* START GIVEN PASSAGE *
# Danzan Ryu



## Sensei Becker (Feb 5, 2019)

I want to incorporate more of the go to wazas in Daito Ryu and Danzan Ryu into Kenpo Karate. I like the Ken Ju Ryu idea.


----------



## wab25 (Feb 7, 2019)

What is in Danzan Ryu that is not in Kenpo? What specifically are you looking for?


----------



## Sensei Becker (Feb 8, 2019)

There is not that much Danzan Ryu in Kenpo. Kenpo is not jiujitsu. Kenpo is generally Kosho Ryu and Shorin Ryu. Go do your homework.


----------



## wab25 (Feb 8, 2019)

Kenpo Karate or Kenpo JuJitsu - Georgia Kenpo

The founders of both Kenpo (at least the stuff we have today in the states) and Danzan Ryu trained together. Their roots intersect as they worked on their arts together. I was guessing that this was why you were interested in adding Danzan Ryu to your Kenpo, as opposed to Yoshin Ryu Jujitsu, or any of the other Japanese jujitsu systems.
* END GIVEN PASSAGE *
* START DATA ENTRIES *
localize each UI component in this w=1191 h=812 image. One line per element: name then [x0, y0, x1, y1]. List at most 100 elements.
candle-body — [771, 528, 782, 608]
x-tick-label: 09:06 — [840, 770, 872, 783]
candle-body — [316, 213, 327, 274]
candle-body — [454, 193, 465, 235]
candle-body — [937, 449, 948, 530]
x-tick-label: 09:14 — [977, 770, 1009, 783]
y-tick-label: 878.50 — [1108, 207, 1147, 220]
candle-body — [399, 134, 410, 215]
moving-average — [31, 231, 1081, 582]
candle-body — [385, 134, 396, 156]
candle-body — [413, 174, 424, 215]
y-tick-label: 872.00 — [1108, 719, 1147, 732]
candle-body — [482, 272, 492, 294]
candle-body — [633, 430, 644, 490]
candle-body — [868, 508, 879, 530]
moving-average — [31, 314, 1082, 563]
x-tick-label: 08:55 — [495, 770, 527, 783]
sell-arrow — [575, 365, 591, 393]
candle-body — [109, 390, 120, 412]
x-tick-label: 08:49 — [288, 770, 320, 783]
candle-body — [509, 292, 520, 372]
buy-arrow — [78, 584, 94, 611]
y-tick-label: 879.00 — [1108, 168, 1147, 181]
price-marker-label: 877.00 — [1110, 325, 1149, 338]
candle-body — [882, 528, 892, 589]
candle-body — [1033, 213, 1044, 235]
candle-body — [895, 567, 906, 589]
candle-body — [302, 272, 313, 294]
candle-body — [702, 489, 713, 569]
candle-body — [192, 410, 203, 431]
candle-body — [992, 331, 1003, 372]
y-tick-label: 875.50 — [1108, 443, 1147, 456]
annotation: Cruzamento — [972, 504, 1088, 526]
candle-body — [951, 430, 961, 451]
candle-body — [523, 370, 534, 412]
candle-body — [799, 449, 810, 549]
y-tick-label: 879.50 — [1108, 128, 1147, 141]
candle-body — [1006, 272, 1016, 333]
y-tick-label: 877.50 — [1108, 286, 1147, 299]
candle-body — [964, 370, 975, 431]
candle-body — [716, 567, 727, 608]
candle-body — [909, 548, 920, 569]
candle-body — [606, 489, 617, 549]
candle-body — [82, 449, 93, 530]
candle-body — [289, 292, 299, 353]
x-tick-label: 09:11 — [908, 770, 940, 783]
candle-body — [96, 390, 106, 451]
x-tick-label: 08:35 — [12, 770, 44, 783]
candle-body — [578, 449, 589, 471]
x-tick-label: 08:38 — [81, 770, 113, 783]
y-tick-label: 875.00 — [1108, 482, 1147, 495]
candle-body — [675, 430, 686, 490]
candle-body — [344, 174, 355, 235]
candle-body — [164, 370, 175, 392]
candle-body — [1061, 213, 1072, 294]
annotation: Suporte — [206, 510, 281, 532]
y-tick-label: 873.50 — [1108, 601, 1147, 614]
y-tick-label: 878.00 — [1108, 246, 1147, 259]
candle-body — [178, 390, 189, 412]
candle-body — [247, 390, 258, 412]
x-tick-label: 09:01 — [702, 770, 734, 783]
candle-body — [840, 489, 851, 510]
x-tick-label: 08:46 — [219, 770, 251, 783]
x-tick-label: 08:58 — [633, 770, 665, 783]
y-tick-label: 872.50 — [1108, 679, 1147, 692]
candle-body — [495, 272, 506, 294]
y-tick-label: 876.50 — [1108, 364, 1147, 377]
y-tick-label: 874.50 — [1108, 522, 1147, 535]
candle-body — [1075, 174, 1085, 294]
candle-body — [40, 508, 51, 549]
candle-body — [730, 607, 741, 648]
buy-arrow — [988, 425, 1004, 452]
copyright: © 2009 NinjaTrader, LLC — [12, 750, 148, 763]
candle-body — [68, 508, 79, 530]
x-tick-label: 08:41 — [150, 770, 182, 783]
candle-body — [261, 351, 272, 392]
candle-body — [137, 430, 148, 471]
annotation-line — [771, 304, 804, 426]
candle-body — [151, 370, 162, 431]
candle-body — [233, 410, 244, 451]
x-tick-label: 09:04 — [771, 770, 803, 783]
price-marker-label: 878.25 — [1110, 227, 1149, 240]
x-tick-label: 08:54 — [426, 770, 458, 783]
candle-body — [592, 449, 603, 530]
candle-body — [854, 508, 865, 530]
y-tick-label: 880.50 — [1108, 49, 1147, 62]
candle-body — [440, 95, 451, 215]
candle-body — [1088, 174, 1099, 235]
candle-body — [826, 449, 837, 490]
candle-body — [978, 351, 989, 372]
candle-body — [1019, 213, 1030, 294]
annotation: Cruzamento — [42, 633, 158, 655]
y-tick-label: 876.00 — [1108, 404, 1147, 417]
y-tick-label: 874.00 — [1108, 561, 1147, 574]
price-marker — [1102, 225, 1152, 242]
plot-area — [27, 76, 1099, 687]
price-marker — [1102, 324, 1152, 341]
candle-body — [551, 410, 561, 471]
* END DATA ENTRIES *
WRITTEN TASK:
In the Danzan Ryu forum thread, why did wab25 guess that Sensei Becker wanted to add Danzan Ryu to Kenpo instead of another Japanese jujitsu system? Answer in one to three sentences. The listing is separate material and is unrelated to the forum thread.

THE RESPONSE:
wab25 points out that the founders of Kenpo, at least the Kenpo found in the states today, and the founder of Danzan Ryu trained together and developed their arts together, so the roots of the two arts intersect. That shared history is why wab25 assumed Sensei Becker chose Danzan Ryu over systems such as Yoshin Ryu Jujitsu.